WHAT TO DO. Exact reproduction of the data is required, with images excluded.

RECORDS SUPPLIED.
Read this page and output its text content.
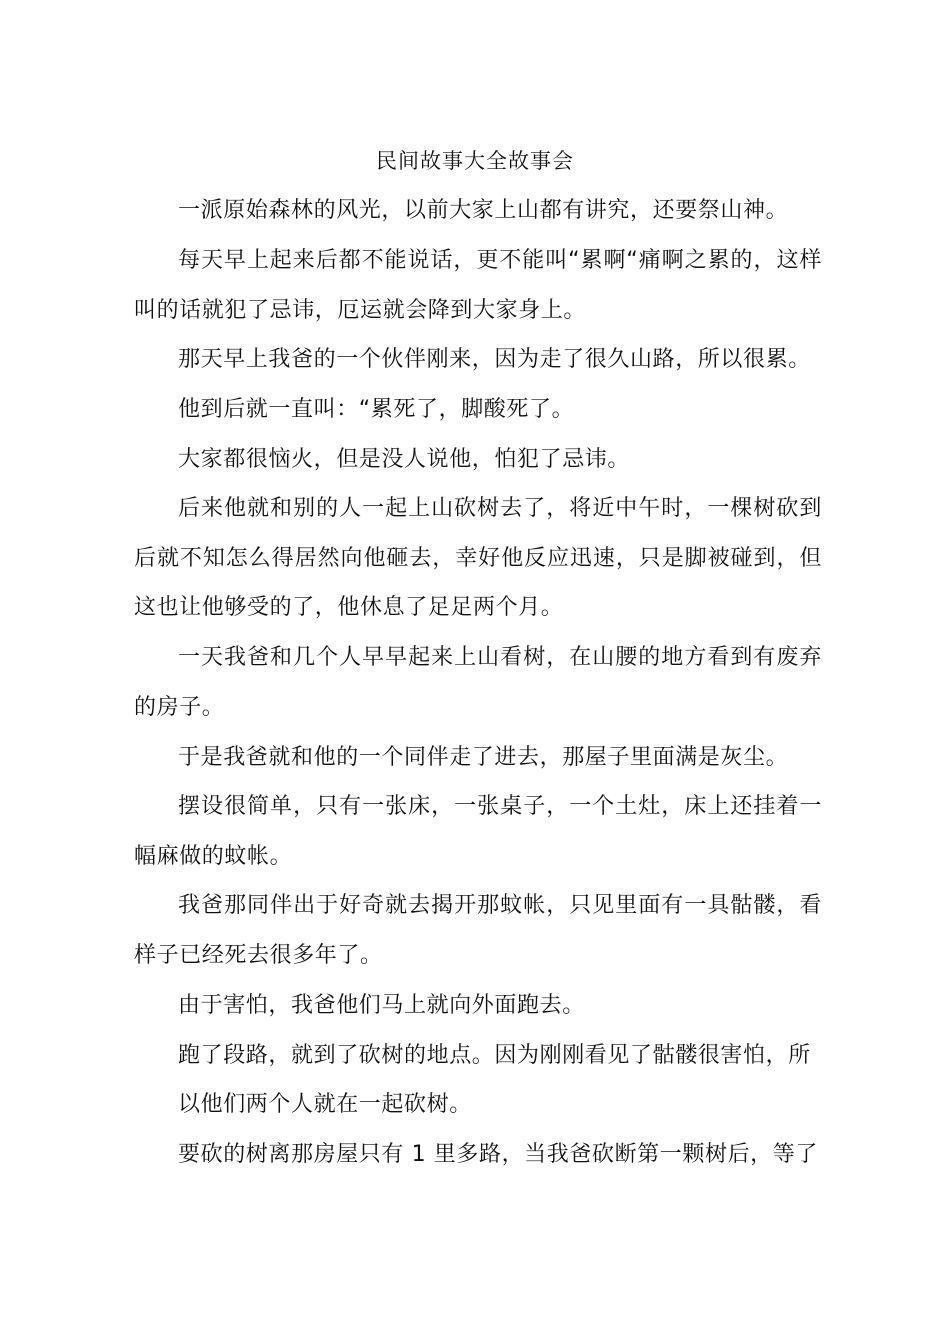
民间故事大全故事会

一派原始森林的风光，以前大家上山都有讲究，还要祭山神。

每天早上起来后都不能说话，更不能叫“累啊“痛啊之累的，这样叫的话就犯了忌讳，厄运就会降到大家身上。

那天早上我爸的一个伙伴刚来，因为走了很久山路，所以很累。

他到后就一直叫：“累死了，脚酸死了。

大家都很恼火，但是没人说他，怕犯了忌讳。

后来他就和别的人一起上山砍树去了，将近中午时，一棵树砍到后就不知怎么得居然向他砸去，幸好他反应迅速，只是脚被碰到，但这也让他够受的了，他休息了足足两个月。

一天我爸和几个人早早起来上山看树，在山腰的地方看到有废弃的房子。

于是我爸就和他的一个同伴走了进去，那屋子里面满是灰尘。

摆设很简单，只有一张床，一张桌子，一个土灶，床上还挂着一幅麻做的蚊帐。

我爸那同伴出于好奇就去揭开那蚊帐，只见里面有一具骷髅，看样子已经死去很多年了。

由于害怕，我爸他们马上就向外面跑去。

跑了段路，就到了砍树的地点。因为刚刚看见了骷髅很害怕，所

以他们两个人就在一起砍树。

要砍的树离那房屋只有 1 里多路，当我爸砍断第一颗树后，等了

RESULT OF THIS EXERCISE.
Read this page and output its text content.
民间故事大全故事会

一派原始森林的风光，以前大家上山都有讲究，还要祭山神。

每天早上起来后都不能说话，更不能叫“累啊“痛啊之累的，这样叫的话就犯了忌讳，厄运就会降到大家身上。

那天早上我爸的一个伙伴刚来，因为走了很久山路，所以很累。

他到后就一直叫：“累死了，脚酸死了。

大家都很恼火，但是没人说他，怕犯了忌讳。

后来他就和别的人一起上山砍树去了，将近中午时，一棵树砍到后就不知怎么得居然向他砸去，幸好他反应迅速，只是脚被碰到，但这也让他够受的了，他休息了足足两个月。

一天我爸和几个人早早起来上山看树，在山腰的地方看到有废弃的房子。

于是我爸就和他的一个同伴走了进去，那屋子里面满是灰尘。

摆设很简单，只有一张床，一张桌子，一个土灶，床上还挂着一幅麻做的蚊帐。

我爸那同伴出于好奇就去揭开那蚊帐，只见里面有一具骷髅，看样子已经死去很多年了。

由于害怕，我爸他们马上就向外面跑去。

跑了段路，就到了砍树的地点。因为刚刚看见了骷髅很害怕，所

以他们两个人就在一起砍树。

要砍的树离那房屋只有 1 里多路，当我爸砍断第一颗树后，等了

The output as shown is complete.